Reproduce the entries exactly.

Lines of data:
********
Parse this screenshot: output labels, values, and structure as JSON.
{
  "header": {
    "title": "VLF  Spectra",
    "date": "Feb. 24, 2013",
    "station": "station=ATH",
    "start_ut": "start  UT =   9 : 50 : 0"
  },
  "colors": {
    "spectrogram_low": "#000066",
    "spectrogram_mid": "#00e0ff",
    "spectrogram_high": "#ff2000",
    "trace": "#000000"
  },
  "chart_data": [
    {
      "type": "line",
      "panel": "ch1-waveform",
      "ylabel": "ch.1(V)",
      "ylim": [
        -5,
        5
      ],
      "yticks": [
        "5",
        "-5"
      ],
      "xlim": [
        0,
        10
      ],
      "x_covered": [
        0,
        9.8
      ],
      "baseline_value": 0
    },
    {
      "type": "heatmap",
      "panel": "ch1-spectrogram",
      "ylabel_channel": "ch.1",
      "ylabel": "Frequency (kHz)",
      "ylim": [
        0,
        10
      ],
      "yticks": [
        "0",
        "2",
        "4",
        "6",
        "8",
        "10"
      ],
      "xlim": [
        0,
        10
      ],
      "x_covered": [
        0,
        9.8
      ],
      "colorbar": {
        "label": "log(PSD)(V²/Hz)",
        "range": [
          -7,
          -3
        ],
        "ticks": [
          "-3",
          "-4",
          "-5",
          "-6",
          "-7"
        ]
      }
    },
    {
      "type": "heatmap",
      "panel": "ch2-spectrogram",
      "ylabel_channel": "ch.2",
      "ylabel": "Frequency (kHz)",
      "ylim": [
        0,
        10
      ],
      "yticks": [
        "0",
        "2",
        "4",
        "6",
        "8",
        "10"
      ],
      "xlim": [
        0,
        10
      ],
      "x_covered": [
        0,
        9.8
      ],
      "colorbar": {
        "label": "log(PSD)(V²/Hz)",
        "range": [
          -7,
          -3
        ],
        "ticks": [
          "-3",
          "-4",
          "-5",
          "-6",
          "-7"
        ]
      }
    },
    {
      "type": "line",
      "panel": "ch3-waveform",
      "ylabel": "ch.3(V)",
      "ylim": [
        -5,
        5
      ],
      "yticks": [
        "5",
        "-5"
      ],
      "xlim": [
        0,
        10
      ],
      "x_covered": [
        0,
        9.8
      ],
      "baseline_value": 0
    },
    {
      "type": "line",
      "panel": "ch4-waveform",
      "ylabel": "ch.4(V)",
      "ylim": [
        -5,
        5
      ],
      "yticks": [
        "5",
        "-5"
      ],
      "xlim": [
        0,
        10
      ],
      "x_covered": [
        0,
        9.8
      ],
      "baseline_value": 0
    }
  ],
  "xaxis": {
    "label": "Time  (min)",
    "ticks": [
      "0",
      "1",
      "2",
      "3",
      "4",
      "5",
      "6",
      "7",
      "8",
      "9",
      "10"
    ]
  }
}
********
— ANSWER TO THE PROBLEM —
Parse this screenshot: output labels, values, and structure as JSON.
{
  "header": {
    "title": "VLF  Spectra",
    "date": "Feb. 24, 2013",
    "station": "station=ATH",
    "start_ut": "start  UT =   9 : 50 : 0"
  },
  "colors": {
    "spectrogram_low": "#000066",
    "spectrogram_mid": "#00e0ff",
    "spectrogram_high": "#ff2000",
    "trace": "#000000"
  },
  "chart_data": [
    {
      "type": "line",
      "panel": "ch1-waveform",
      "ylabel": "ch.1(V)",
      "ylim": [
        -5,
        5
      ],
      "yticks": [
        "5",
        "-5"
      ],
      "xlim": [
        0,
        10
      ],
      "x_covered": [
        0,
        9.8
      ],
      "baseline_value": 0
    },
    {
      "type": "heatmap",
      "panel": "ch1-spectrogram",
      "ylabel_channel": "ch.1",
      "ylabel": "Frequency (kHz)",
      "ylim": [
        0,
        10
      ],
      "yticks": [
        "0",
        "2",
        "4",
        "6",
        "8",
        "10"
      ],
      "xlim": [
        0,
        10
      ],
      "x_covered": [
        0,
        9.8
      ],
      "colorbar": {
        "label": "log(PSD)(V²/Hz)",
        "range": [
          -7,
          -3
        ],
        "ticks": [
          "-3",
          "-4",
          "-5",
          "-6",
          "-7"
        ]
      }
    },
    {
      "type": "heatmap",
      "panel": "ch2-spectrogram",
      "ylabel_channel": "ch.2",
      "ylabel": "Frequency (kHz)",
      "ylim": [
        0,
        10
      ],
      "yticks": [
        "0",
        "2",
        "4",
        "6",
        "8",
        "10"
      ],
      "xlim": [
        0,
        10
      ],
      "x_covered": [
        0,
        9.8
      ],
      "colorbar": {
        "label": "log(PSD)(V²/Hz)",
        "range": [
          -7,
          -3
        ],
        "ticks": [
          "-3",
          "-4",
          "-5",
          "-6",
          "-7"
        ]
      }
    },
    {
      "type": "line",
      "panel": "ch3-waveform",
      "ylabel": "ch.3(V)",
      "ylim": [
        -5,
        5
      ],
      "yticks": [
        "5",
        "-5"
      ],
      "xlim": [
        0,
        10
      ],
      "x_covered": [
        0,
        9.8
      ],
      "baseline_value": 0
    },
    {
      "type": "line",
      "panel": "ch4-waveform",
      "ylabel": "ch.4(V)",
      "ylim": [
        -5,
        5
      ],
      "yticks": [
        "5",
        "-5"
      ],
      "xlim": [
        0,
        10
      ],
      "x_covered": [
        0,
        9.8
      ],
      "baseline_value": 0
    }
  ],
  "xaxis": {
    "label": "Time  (min)",
    "ticks": [
      "0",
      "1",
      "2",
      "3",
      "4",
      "5",
      "6",
      "7",
      "8",
      "9",
      "10"
    ]
  }
}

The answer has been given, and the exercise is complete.